*SOURCE DATA*.
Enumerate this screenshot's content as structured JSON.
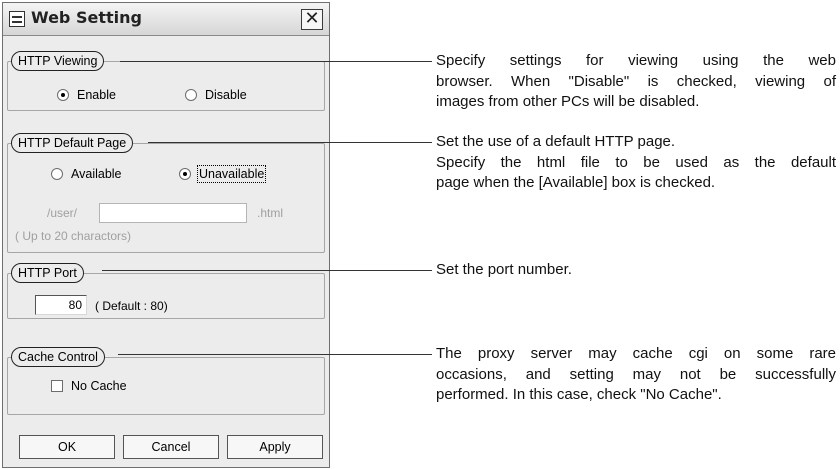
{
  "window": {
    "title": "Web Setting",
    "close_glyph": "✕"
  },
  "http_viewing": {
    "legend": "HTTP Viewing",
    "options": [
      {
        "label": "Enable",
        "checked": true
      },
      {
        "label": "Disable",
        "checked": false
      }
    ]
  },
  "http_default_page": {
    "legend": "HTTP Default Page",
    "options": [
      {
        "label": "Available",
        "checked": false
      },
      {
        "label": "Unavailable",
        "checked": true
      }
    ],
    "path_prefix": "/user/",
    "file_value": "",
    "path_suffix": ".html",
    "hint": "( Up to 20 charactors)"
  },
  "http_port": {
    "legend": "HTTP Port",
    "value": "80",
    "default_note": "( Default : 80)"
  },
  "cache_control": {
    "legend": "Cache Control",
    "checkbox_label": "No Cache",
    "checked": false
  },
  "buttons": {
    "ok": "OK",
    "cancel": "Cancel",
    "apply": "Apply"
  },
  "callouts": {
    "viewing": {
      "l1": "Specify settings for viewing using the web",
      "l2": "browser. When \"Disable\" is checked, viewing of",
      "l3": "images from other PCs will be disabled."
    },
    "default_page": {
      "l1": "Set the use of a default HTTP page.",
      "l2": "Specify the html file to be used as the default",
      "l3": "page when the [Available] box is checked."
    },
    "port": {
      "l1": "Set the port number."
    },
    "cache": {
      "l1": "The proxy server may cache cgi on some rare",
      "l2": "occasions, and setting may not be successfully",
      "l3": "performed. In this case, check \"No Cache\"."
    }
  }
}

*PROBLEM TO WORK ON*.
Write out the whole listing again, exactly, with no pictures.

*THE REPLY*.
Enumerate this screenshot's content as structured JSON.
{
  "window": {
    "title": "Web Setting",
    "close_glyph": "✕"
  },
  "http_viewing": {
    "legend": "HTTP Viewing",
    "options": [
      {
        "label": "Enable",
        "checked": true
      },
      {
        "label": "Disable",
        "checked": false
      }
    ]
  },
  "http_default_page": {
    "legend": "HTTP Default Page",
    "options": [
      {
        "label": "Available",
        "checked": false
      },
      {
        "label": "Unavailable",
        "checked": true
      }
    ],
    "path_prefix": "/user/",
    "file_value": "",
    "path_suffix": ".html",
    "hint": "( Up to 20 charactors)"
  },
  "http_port": {
    "legend": "HTTP Port",
    "value": "80",
    "default_note": "( Default : 80)"
  },
  "cache_control": {
    "legend": "Cache Control",
    "checkbox_label": "No Cache",
    "checked": false
  },
  "buttons": {
    "ok": "OK",
    "cancel": "Cancel",
    "apply": "Apply"
  },
  "callouts": {
    "viewing": {
      "l1": "Specify settings for viewing using the web",
      "l2": "browser. When \"Disable\" is checked, viewing of",
      "l3": "images from other PCs will be disabled."
    },
    "default_page": {
      "l1": "Set the use of a default HTTP page.",
      "l2": "Specify the html file to be used as the default",
      "l3": "page when the [Available] box is checked."
    },
    "port": {
      "l1": "Set the port number."
    },
    "cache": {
      "l1": "The proxy server may cache cgi on some rare",
      "l2": "occasions, and setting may not be successfully",
      "l3": "performed. In this case, check \"No Cache\"."
    }
  }
}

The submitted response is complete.